** Begin **

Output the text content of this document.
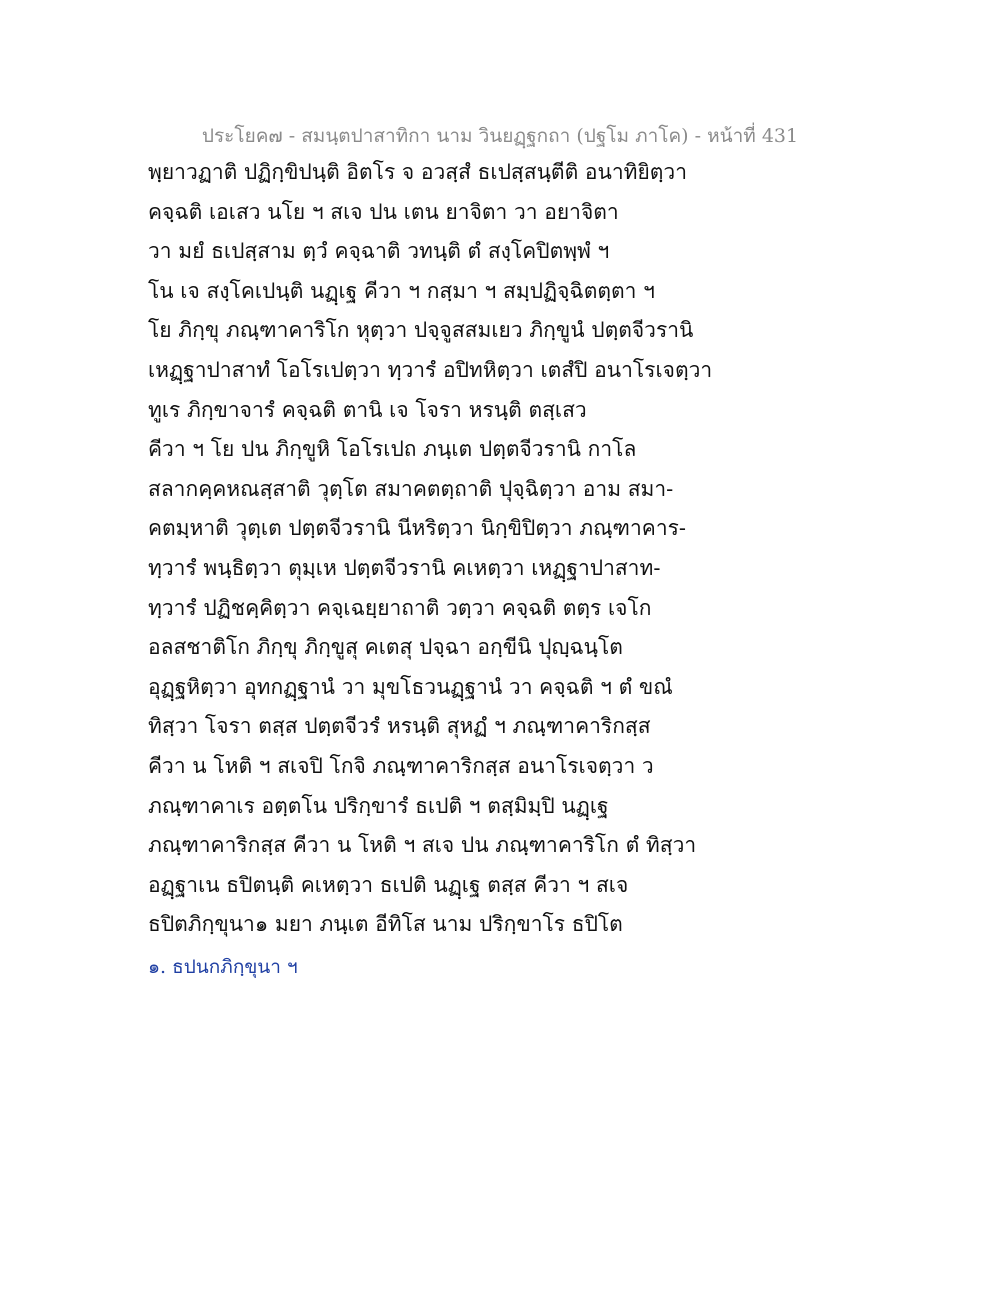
ประโยค๗ - สมนฺตปาสาทิกา นาม วินยฏฺฐกถา (ปฐโม ภาโค) - หน้าที่ 431
พฺยาวฏาติ ปฏิกฺขิปนฺติ อิตโร จ อวสฺสํ ธเปสฺสนฺตีติ อนาทิยิตฺวา
คจฺฉติ เอเสว นโย ฯ สเจ ปน เตน ยาจิตา วา อยาจิตา
วา มยํ ธเปสฺสาม ตฺวํ คจฺฉาติ วทนฺติ ตํ สงฺโคปิตพฺพํ ฯ
โน เจ สงฺโคเปนฺติ นฏฺเฐ คีวา ฯ กสฺมา ฯ สมฺปฏิจฺฉิตตฺตา ฯ
โย ภิกฺขุ ภณฺฑาคาริโก หุตฺวา ปจฺจูสสมเยว ภิกฺขูนํ ปตฺตจีวรานิ
เหฏฺฐาปาสาทํ โอโรเปตฺวา ทฺวารํ อปิทหิตฺวา เตสํปิ อนาโรเจตฺวา
ทูเร ภิกฺขาจารํ คจฺฉติ ตานิ เจ โจรา หรนฺติ ตสฺเสว
คีวา ฯ โย ปน ภิกฺขูหิ โอโรเปถ ภนฺเต ปตฺตจีวรานิ กาโล
สลากคฺคหณสฺสาติ วุตฺโต สมาคตตฺถาติ ปุจฺฉิตฺวา อาม สมา-
คตมฺหาติ วุตฺเต ปตฺตจีวรานิ นีหริตฺวา นิกฺขิปิตฺวา ภณฺฑาคาร-
ทฺวารํ พนฺธิตฺวา ตุมฺเห ปตฺตจีวรานิ คเหตฺวา เหฏฺฐาปาสาท-
ทฺวารํ ปฏิชคฺคิตฺวา คจฺเฉยฺยาถาติ วตฺวา คจฺฉติ ตตฺร เจโก
อลสชาติโก ภิกฺขุ ภิกฺขูสุ คเตสุ ปจฺฉา อกฺขีนิ ปุญฺฉนฺโต
อุฏฺฐหิตฺวา อุทกฏฺฐานํ วา มุขโธวนฏฺฐานํ วา คจฺฉติ ฯ ตํ ขณํ
ทิสฺวา โจรา ตสฺส ปตฺตจีวรํ หรนฺติ สุหฏํ ฯ ภณฺฑาคาริกสฺส
คีวา น โหติ ฯ สเจปิ โกจิ ภณฺฑาคาริกสฺส อนาโรเจตฺวา ว
ภณฺฑาคาเร อตฺตโน ปริกฺขารํ ธเปติ ฯ ตสฺมิมฺปิ นฏฺเฐ
ภณฺฑาคาริกสฺส คีวา น โหติ ฯ สเจ ปน ภณฺฑาคาริโก ตํ ทิสฺวา
อฏฺฐาเน ธปิตนฺติ คเหตฺวา ธเปติ นฏฺเฐ ตสฺส คีวา ฯ สเจ
ธปิตภิกฺขุนา๑ มยา ภนฺเต อีทิโส นาม ปริกฺขาโร ธปิโต
๑. ธปนกภิกฺขุนา ฯ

** End **

# To do
In the records above, locate every line with the string "ฐาปาสาท" and copy it.

# Task answer
เหฏฺฐาปาสาทํ โอโรเปตฺวา ทฺวารํ อปิทหิตฺวา เตสํปิ อนาโรเจตฺวา
ทฺวารํ พนฺธิตฺวา ตุมฺเห ปตฺตจีวรานิ คเหตฺวา เหฏฺฐาปาสาท-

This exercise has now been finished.